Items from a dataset
══════

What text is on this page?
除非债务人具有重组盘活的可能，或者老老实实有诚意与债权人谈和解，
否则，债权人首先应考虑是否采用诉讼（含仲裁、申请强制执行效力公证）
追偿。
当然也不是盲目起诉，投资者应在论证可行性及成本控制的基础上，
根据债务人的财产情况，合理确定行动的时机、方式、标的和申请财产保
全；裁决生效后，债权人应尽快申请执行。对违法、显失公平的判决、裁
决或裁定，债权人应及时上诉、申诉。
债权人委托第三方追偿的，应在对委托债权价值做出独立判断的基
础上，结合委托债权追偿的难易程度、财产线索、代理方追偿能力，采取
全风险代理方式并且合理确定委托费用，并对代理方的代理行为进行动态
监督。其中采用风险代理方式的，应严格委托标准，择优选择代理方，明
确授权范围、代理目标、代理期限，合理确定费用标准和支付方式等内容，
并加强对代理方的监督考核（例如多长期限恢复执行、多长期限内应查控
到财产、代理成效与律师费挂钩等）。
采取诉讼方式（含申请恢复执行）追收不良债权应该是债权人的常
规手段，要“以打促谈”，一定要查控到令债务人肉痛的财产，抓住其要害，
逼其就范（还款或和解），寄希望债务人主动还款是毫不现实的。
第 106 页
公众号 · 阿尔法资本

══════

■ **Exercise aim**: All of the material above needs to be copied exactly.

■ **Response below**:
What text is on this page?
除非债务人具有重组盘活的可能，或者老老实实有诚意与债权人谈和解，
否则，债权人首先应考虑是否采用诉讼（含仲裁、申请强制执行效力公证）
追偿。
当然也不是盲目起诉，投资者应在论证可行性及成本控制的基础上，
根据债务人的财产情况，合理确定行动的时机、方式、标的和申请财产保
全；裁决生效后，债权人应尽快申请执行。对违法、显失公平的判决、裁
决或裁定，债权人应及时上诉、申诉。
债权人委托第三方追偿的，应在对委托债权价值做出独立判断的基
础上，结合委托债权追偿的难易程度、财产线索、代理方追偿能力，采取
全风险代理方式并且合理确定委托费用，并对代理方的代理行为进行动态
监督。其中采用风险代理方式的，应严格委托标准，择优选择代理方，明
确授权范围、代理目标、代理期限，合理确定费用标准和支付方式等内容，
并加强对代理方的监督考核（例如多长期限恢复执行、多长期限内应查控
到财产、代理成效与律师费挂钩等）。
采取诉讼方式（含申请恢复执行）追收不良债权应该是债权人的常
规手段，要“以打促谈”，一定要查控到令债务人肉痛的财产，抓住其要害，
逼其就范（还款或和解），寄希望债务人主动还款是毫不现实的。
第 106 页
公众号 · 阿尔法资本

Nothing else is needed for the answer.